[Work instructions]: All entries are to be given again verbatim.

(Stored items)
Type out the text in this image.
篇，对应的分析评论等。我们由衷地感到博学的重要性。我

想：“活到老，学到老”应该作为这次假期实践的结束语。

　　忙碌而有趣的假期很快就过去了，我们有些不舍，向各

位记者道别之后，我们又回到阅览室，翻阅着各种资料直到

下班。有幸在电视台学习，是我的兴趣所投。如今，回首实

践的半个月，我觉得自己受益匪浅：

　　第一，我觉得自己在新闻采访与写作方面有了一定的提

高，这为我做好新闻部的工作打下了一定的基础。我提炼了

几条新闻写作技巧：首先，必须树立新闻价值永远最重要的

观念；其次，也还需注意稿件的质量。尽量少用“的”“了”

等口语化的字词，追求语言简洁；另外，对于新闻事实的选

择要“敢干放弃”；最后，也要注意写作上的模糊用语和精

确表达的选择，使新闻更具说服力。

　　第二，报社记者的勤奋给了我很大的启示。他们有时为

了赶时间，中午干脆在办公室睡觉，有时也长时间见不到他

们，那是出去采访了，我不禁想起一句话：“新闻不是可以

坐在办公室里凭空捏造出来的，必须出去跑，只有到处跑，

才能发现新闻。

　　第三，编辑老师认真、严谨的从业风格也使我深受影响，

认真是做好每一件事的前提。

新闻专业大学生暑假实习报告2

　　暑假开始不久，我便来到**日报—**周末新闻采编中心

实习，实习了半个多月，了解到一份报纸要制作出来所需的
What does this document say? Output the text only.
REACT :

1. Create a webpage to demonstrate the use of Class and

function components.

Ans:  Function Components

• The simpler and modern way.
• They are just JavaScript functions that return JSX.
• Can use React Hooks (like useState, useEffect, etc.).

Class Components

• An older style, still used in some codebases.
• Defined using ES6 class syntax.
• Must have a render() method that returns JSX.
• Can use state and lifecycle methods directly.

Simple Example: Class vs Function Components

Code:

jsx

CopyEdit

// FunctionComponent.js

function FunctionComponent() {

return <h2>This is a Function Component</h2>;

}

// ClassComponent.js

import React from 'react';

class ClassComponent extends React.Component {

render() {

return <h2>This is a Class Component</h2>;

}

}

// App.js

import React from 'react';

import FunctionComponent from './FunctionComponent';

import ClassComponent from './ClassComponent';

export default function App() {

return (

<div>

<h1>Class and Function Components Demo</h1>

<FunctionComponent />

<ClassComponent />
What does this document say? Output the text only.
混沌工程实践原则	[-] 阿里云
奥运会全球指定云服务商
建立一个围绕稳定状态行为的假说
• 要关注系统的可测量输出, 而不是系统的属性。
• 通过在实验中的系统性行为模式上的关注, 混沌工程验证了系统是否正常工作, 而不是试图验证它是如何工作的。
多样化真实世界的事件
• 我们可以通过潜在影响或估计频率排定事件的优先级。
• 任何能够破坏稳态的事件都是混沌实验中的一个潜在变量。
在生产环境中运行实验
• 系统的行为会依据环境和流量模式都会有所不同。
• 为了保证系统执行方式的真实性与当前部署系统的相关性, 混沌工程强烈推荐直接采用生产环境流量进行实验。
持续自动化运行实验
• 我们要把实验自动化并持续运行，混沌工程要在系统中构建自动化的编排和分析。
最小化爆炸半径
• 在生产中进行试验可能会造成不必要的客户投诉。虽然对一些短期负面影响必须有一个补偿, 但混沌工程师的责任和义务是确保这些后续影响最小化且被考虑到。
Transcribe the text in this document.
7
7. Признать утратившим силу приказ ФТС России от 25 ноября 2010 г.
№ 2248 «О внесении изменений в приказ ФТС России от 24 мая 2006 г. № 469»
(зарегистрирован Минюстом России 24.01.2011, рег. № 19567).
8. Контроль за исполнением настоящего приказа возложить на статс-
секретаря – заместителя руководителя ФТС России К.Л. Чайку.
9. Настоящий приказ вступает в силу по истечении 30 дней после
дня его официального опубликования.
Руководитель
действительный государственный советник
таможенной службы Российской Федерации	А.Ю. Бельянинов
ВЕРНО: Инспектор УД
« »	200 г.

[Exercise solution]:
Type out the text in this image.
篇，对应的分析评论等。我们由衷地感到博学的重要性。我

想：“活到老，学到老”应该作为这次假期实践的结束语。

　　忙碌而有趣的假期很快就过去了，我们有些不舍，向各

位记者道别之后，我们又回到阅览室，翻阅着各种资料直到

下班。有幸在电视台学习，是我的兴趣所投。如今，回首实

践的半个月，我觉得自己受益匪浅：

　　第一，我觉得自己在新闻采访与写作方面有了一定的提

高，这为我做好新闻部的工作打下了一定的基础。我提炼了

几条新闻写作技巧：首先，必须树立新闻价值永远最重要的

观念；其次，也还需注意稿件的质量。尽量少用“的”“了”

等口语化的字词，追求语言简洁；另外，对于新闻事实的选

择要“敢干放弃”；最后，也要注意写作上的模糊用语和精

确表达的选择，使新闻更具说服力。

　　第二，报社记者的勤奋给了我很大的启示。他们有时为

了赶时间，中午干脆在办公室睡觉，有时也长时间见不到他

们，那是出去采访了，我不禁想起一句话：“新闻不是可以

坐在办公室里凭空捏造出来的，必须出去跑，只有到处跑，

才能发现新闻。

　　第三，编辑老师认真、严谨的从业风格也使我深受影响，

认真是做好每一件事的前提。

新闻专业大学生暑假实习报告2

　　暑假开始不久，我便来到**日报—**周末新闻采编中心

实习，实习了半个多月，了解到一份报纸要制作出来所需的
What does this document say? Output the text only.
REACT :

1. Create a webpage to demonstrate the use of Class and

function components.

Ans:  Function Components

• The simpler and modern way.
• They are just JavaScript functions that return JSX.
• Can use React Hooks (like useState, useEffect, etc.).

Class Components

• An older style, still used in some codebases.
• Defined using ES6 class syntax.
• Must have a render() method that returns JSX.
• Can use state and lifecycle methods directly.

Simple Example: Class vs Function Components

Code:

jsx

CopyEdit

// FunctionComponent.js

function FunctionComponent() {

return <h2>This is a Function Component</h2>;

}

// ClassComponent.js

import React from 'react';

class ClassComponent extends React.Component {

render() {

return <h2>This is a Class Component</h2>;

}

}

// App.js

import React from 'react';

import FunctionComponent from './FunctionComponent';

import ClassComponent from './ClassComponent';

export default function App() {

return (

<div>

<h1>Class and Function Components Demo</h1>

<FunctionComponent />

<ClassComponent />
What does this document say? Output the text only.
混沌工程实践原则	[-] 阿里云
奥运会全球指定云服务商
建立一个围绕稳定状态行为的假说
• 要关注系统的可测量输出, 而不是系统的属性。
• 通过在实验中的系统性行为模式上的关注, 混沌工程验证了系统是否正常工作, 而不是试图验证它是如何工作的。
多样化真实世界的事件
• 我们可以通过潜在影响或估计频率排定事件的优先级。
• 任何能够破坏稳态的事件都是混沌实验中的一个潜在变量。
在生产环境中运行实验
• 系统的行为会依据环境和流量模式都会有所不同。
• 为了保证系统执行方式的真实性与当前部署系统的相关性, 混沌工程强烈推荐直接采用生产环境流量进行实验。
持续自动化运行实验
• 我们要把实验自动化并持续运行，混沌工程要在系统中构建自动化的编排和分析。
最小化爆炸半径
• 在生产中进行试验可能会造成不必要的客户投诉。虽然对一些短期负面影响必须有一个补偿, 但混沌工程师的责任和义务是确保这些后续影响最小化且被考虑到。
Transcribe the text in this document.
7
7. Признать утратившим силу приказ ФТС России от 25 ноября 2010 г.
№ 2248 «О внесении изменений в приказ ФТС России от 24 мая 2006 г. № 469»
(зарегистрирован Минюстом России 24.01.2011, рег. № 19567).
8. Контроль за исполнением настоящего приказа возложить на статс-
секретаря – заместителя руководителя ФТС России К.Л. Чайку.
9. Настоящий приказ вступает в силу по истечении 30 дней после
дня его официального опубликования.
Руководитель
действительный государственный советник
таможенной службы Российской Федерации	А.Ю. Бельянинов
ВЕРНО: Инспектор УД
« »	200 г.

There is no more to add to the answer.